Work required => Retype all the entries word for word, but omit the pictures.

Data for this exercise =>
+ + + + +

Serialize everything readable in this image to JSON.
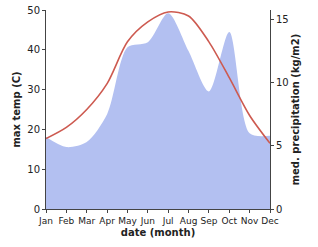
{
  "chart_data": {
    "type": "line",
    "x_label": "date (month)",
    "y_label": "max temp (C)",
    "y2_label": "med. precipitation (kg/m2)",
    "categories": [
      "Jan",
      "Feb",
      "Mar",
      "Apr",
      "May",
      "Jun",
      "Jul",
      "Aug",
      "Sep",
      "Oct",
      "Nov",
      "Dec"
    ],
    "series": [
      {
        "name": "max temp",
        "type": "line",
        "color": "#cd5a50",
        "values": [
          17.7,
          20.5,
          25,
          31.5,
          42,
          47,
          49.5,
          48.5,
          42,
          33,
          23.5,
          16.5
        ]
      },
      {
        "name": "med. precipitation",
        "type": "area",
        "color": "#b3c0f1",
        "axis": "y2",
        "values": [
          5.7,
          4.9,
          5.3,
          7.5,
          12.8,
          13.2,
          15.5,
          12.5,
          9.3,
          14,
          6,
          5.8
        ]
      }
    ],
    "ylim": [
      0,
      50
    ],
    "yticks": [
      0,
      10,
      20,
      30,
      40,
      50
    ],
    "y2lim": [
      0,
      15.75
    ],
    "y2ticks": [
      0,
      5,
      10,
      15
    ],
    "grid": false
  }
}
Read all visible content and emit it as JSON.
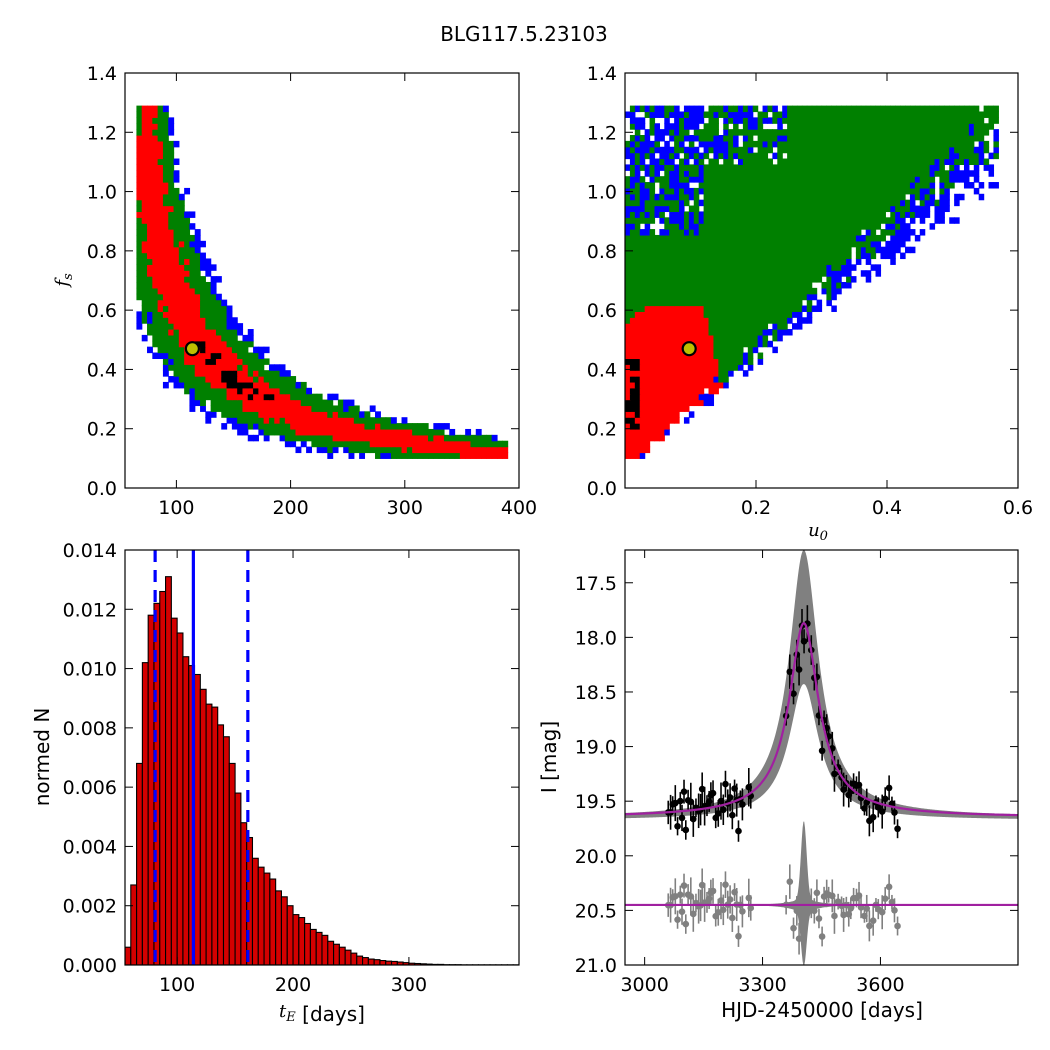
{
  "figure": {
    "title": "BLG117.5.23103"
  },
  "colors": {
    "blue": "#0000ff",
    "green": "#008000",
    "red": "#ff0000",
    "black": "#000000",
    "marker": "#bfbf00",
    "gray": "#808080",
    "purple": "#a020a0",
    "histfill": "#d40000"
  },
  "chart_data": [
    {
      "type": "heatmap",
      "id": "tE-fs",
      "xlabel": "",
      "ylabel": "f_s",
      "xlim": [
        55,
        400
      ],
      "ylim": [
        0.0,
        1.4
      ],
      "xticks": [
        "100",
        "200",
        "300",
        "400"
      ],
      "yticks": [
        "0.0",
        "0.2",
        "0.4",
        "0.6",
        "0.8",
        "1.0",
        "1.2",
        "1.4"
      ],
      "regions": [
        "blue",
        "green",
        "red",
        "black"
      ],
      "best_fit": {
        "x": 114,
        "y": 0.47
      }
    },
    {
      "type": "heatmap",
      "id": "u0-fs",
      "xlabel": "u_0",
      "ylabel": "",
      "xlim": [
        0.0,
        0.6
      ],
      "ylim": [
        0.0,
        1.4
      ],
      "xticks": [
        "0.2",
        "0.4",
        "0.6"
      ],
      "yticks": [
        "0.0",
        "0.2",
        "0.4",
        "0.6",
        "0.8",
        "1.0",
        "1.2",
        "1.4"
      ],
      "regions": [
        "blue",
        "green",
        "red",
        "black"
      ],
      "best_fit": {
        "x": 0.098,
        "y": 0.47
      }
    },
    {
      "type": "bar",
      "id": "tE-hist",
      "xlabel_var": "t_E",
      "xlabel_unit": " [days]",
      "ylabel": "normed N",
      "xlim": [
        55,
        395
      ],
      "ylim": [
        0.0,
        0.014
      ],
      "xticks": [
        "100",
        "200",
        "300"
      ],
      "yticks": [
        "0.000",
        "0.002",
        "0.004",
        "0.006",
        "0.008",
        "0.010",
        "0.012",
        "0.014"
      ],
      "bin_start": 55,
      "bin_width": 5,
      "values": [
        0.0006,
        0.0027,
        0.0068,
        0.0102,
        0.0118,
        0.0122,
        0.0126,
        0.0131,
        0.0117,
        0.0112,
        0.0104,
        0.0101,
        0.0098,
        0.0093,
        0.0088,
        0.0087,
        0.0081,
        0.0077,
        0.0068,
        0.0058,
        0.0048,
        0.0043,
        0.0036,
        0.0033,
        0.0031,
        0.0029,
        0.0025,
        0.0023,
        0.002,
        0.0017,
        0.0016,
        0.0014,
        0.0012,
        0.0011,
        0.001,
        0.0008,
        0.0007,
        0.0006,
        0.0005,
        0.0004,
        0.0003,
        0.00025,
        0.0002,
        0.00018,
        0.00015,
        0.00013,
        0.00012,
        0.0001,
        8e-05,
        6e-05,
        5e-05,
        4e-05,
        3e-05,
        2e-05,
        2e-05,
        1e-05,
        1e-05,
        1e-05,
        5e-06,
        5e-06,
        5e-06,
        5e-06,
        5e-06,
        5e-06,
        5e-06,
        5e-06,
        5e-06,
        5e-06
      ],
      "vlines": [
        {
          "x": 81,
          "style": "dashed"
        },
        {
          "x": 114,
          "style": "solid"
        },
        {
          "x": 161,
          "style": "dashed"
        }
      ]
    },
    {
      "type": "scatter",
      "id": "lightcurve",
      "xlabel": "HJD-2450000 [days]",
      "ylabel": "I [mag]",
      "xlim": [
        2950,
        3950
      ],
      "ylim": [
        21.0,
        17.2
      ],
      "xticks": [
        "3000",
        "3300",
        "3600"
      ],
      "yticks": [
        "17.5",
        "18.0",
        "18.5",
        "19.0",
        "19.5",
        "20.0",
        "20.5",
        "21.0"
      ],
      "model": {
        "t0": 3405,
        "base": 19.65,
        "peak": 17.87,
        "width": 42
      },
      "residual_baseline": 20.45
    }
  ]
}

+ + + + +

Response =>
Serialize everything readable in this image to JSON.
{
  "chart_data": {
    "type": "line",
    "x_label": "date (month)",
    "y_label": "max temp (C)",
    "y2_label": "med. precipitation (kg/m2)",
    "categories": [
      "Jan",
      "Feb",
      "Mar",
      "Apr",
      "May",
      "Jun",
      "Jul",
      "Aug",
      "Sep",
      "Oct",
      "Nov",
      "Dec"
    ],
    "series": [
      {
        "name": "max temp",
        "type": "line",
        "color": "#cd5a50",
        "values": [
          17.7,
          20.5,
          25,
          31.5,
          42,
          47,
          49.5,
          48.5,
          42,
          33,
          23.5,
          16.5
        ]
      },
      {
        "name": "med. precipitation",
        "type": "area",
        "color": "#b3c0f1",
        "axis": "y2",
        "values": [
          5.7,
          4.9,
          5.3,
          7.5,
          12.8,
          13.2,
          15.5,
          12.5,
          9.3,
          14,
          6,
          5.8
        ]
      }
    ],
    "ylim": [
      0,
      50
    ],
    "yticks": [
      0,
      10,
      20,
      30,
      40,
      50
    ],
    "y2lim": [
      0,
      15.75
    ],
    "y2ticks": [
      0,
      5,
      10,
      15
    ],
    "grid": false
  }
}
Read all visible content and emit it as JSON.
{
  "figure": {
    "title": "BLG117.5.23103"
  },
  "colors": {
    "blue": "#0000ff",
    "green": "#008000",
    "red": "#ff0000",
    "black": "#000000",
    "marker": "#bfbf00",
    "gray": "#808080",
    "purple": "#a020a0",
    "histfill": "#d40000"
  },
  "chart_data": [
    {
      "type": "heatmap",
      "id": "tE-fs",
      "xlabel": "",
      "ylabel": "f_s",
      "xlim": [
        55,
        400
      ],
      "ylim": [
        0.0,
        1.4
      ],
      "xticks": [
        "100",
        "200",
        "300",
        "400"
      ],
      "yticks": [
        "0.0",
        "0.2",
        "0.4",
        "0.6",
        "0.8",
        "1.0",
        "1.2",
        "1.4"
      ],
      "regions": [
        "blue",
        "green",
        "red",
        "black"
      ],
      "best_fit": {
        "x": 114,
        "y": 0.47
      }
    },
    {
      "type": "heatmap",
      "id": "u0-fs",
      "xlabel": "u_0",
      "ylabel": "",
      "xlim": [
        0.0,
        0.6
      ],
      "ylim": [
        0.0,
        1.4
      ],
      "xticks": [
        "0.2",
        "0.4",
        "0.6"
      ],
      "yticks": [
        "0.0",
        "0.2",
        "0.4",
        "0.6",
        "0.8",
        "1.0",
        "1.2",
        "1.4"
      ],
      "regions": [
        "blue",
        "green",
        "red",
        "black"
      ],
      "best_fit": {
        "x": 0.098,
        "y": 0.47
      }
    },
    {
      "type": "bar",
      "id": "tE-hist",
      "xlabel_var": "t_E",
      "xlabel_unit": " [days]",
      "ylabel": "normed N",
      "xlim": [
        55,
        395
      ],
      "ylim": [
        0.0,
        0.014
      ],
      "xticks": [
        "100",
        "200",
        "300"
      ],
      "yticks": [
        "0.000",
        "0.002",
        "0.004",
        "0.006",
        "0.008",
        "0.010",
        "0.012",
        "0.014"
      ],
      "bin_start": 55,
      "bin_width": 5,
      "values": [
        0.0006,
        0.0027,
        0.0068,
        0.0102,
        0.0118,
        0.0122,
        0.0126,
        0.0131,
        0.0117,
        0.0112,
        0.0104,
        0.0101,
        0.0098,
        0.0093,
        0.0088,
        0.0087,
        0.0081,
        0.0077,
        0.0068,
        0.0058,
        0.0048,
        0.0043,
        0.0036,
        0.0033,
        0.0031,
        0.0029,
        0.0025,
        0.0023,
        0.002,
        0.0017,
        0.0016,
        0.0014,
        0.0012,
        0.0011,
        0.001,
        0.0008,
        0.0007,
        0.0006,
        0.0005,
        0.0004,
        0.0003,
        0.00025,
        0.0002,
        0.00018,
        0.00015,
        0.00013,
        0.00012,
        0.0001,
        8e-05,
        6e-05,
        5e-05,
        4e-05,
        3e-05,
        2e-05,
        2e-05,
        1e-05,
        1e-05,
        1e-05,
        5e-06,
        5e-06,
        5e-06,
        5e-06,
        5e-06,
        5e-06,
        5e-06,
        5e-06,
        5e-06,
        5e-06
      ],
      "vlines": [
        {
          "x": 81,
          "style": "dashed"
        },
        {
          "x": 114,
          "style": "solid"
        },
        {
          "x": 161,
          "style": "dashed"
        }
      ]
    },
    {
      "type": "scatter",
      "id": "lightcurve",
      "xlabel": "HJD-2450000 [days]",
      "ylabel": "I [mag]",
      "xlim": [
        2950,
        3950
      ],
      "ylim": [
        21.0,
        17.2
      ],
      "xticks": [
        "3000",
        "3300",
        "3600"
      ],
      "yticks": [
        "17.5",
        "18.0",
        "18.5",
        "19.0",
        "19.5",
        "20.0",
        "20.5",
        "21.0"
      ],
      "model": {
        "t0": 3405,
        "base": 19.65,
        "peak": 17.87,
        "width": 42
      },
      "residual_baseline": 20.45
    }
  ]
}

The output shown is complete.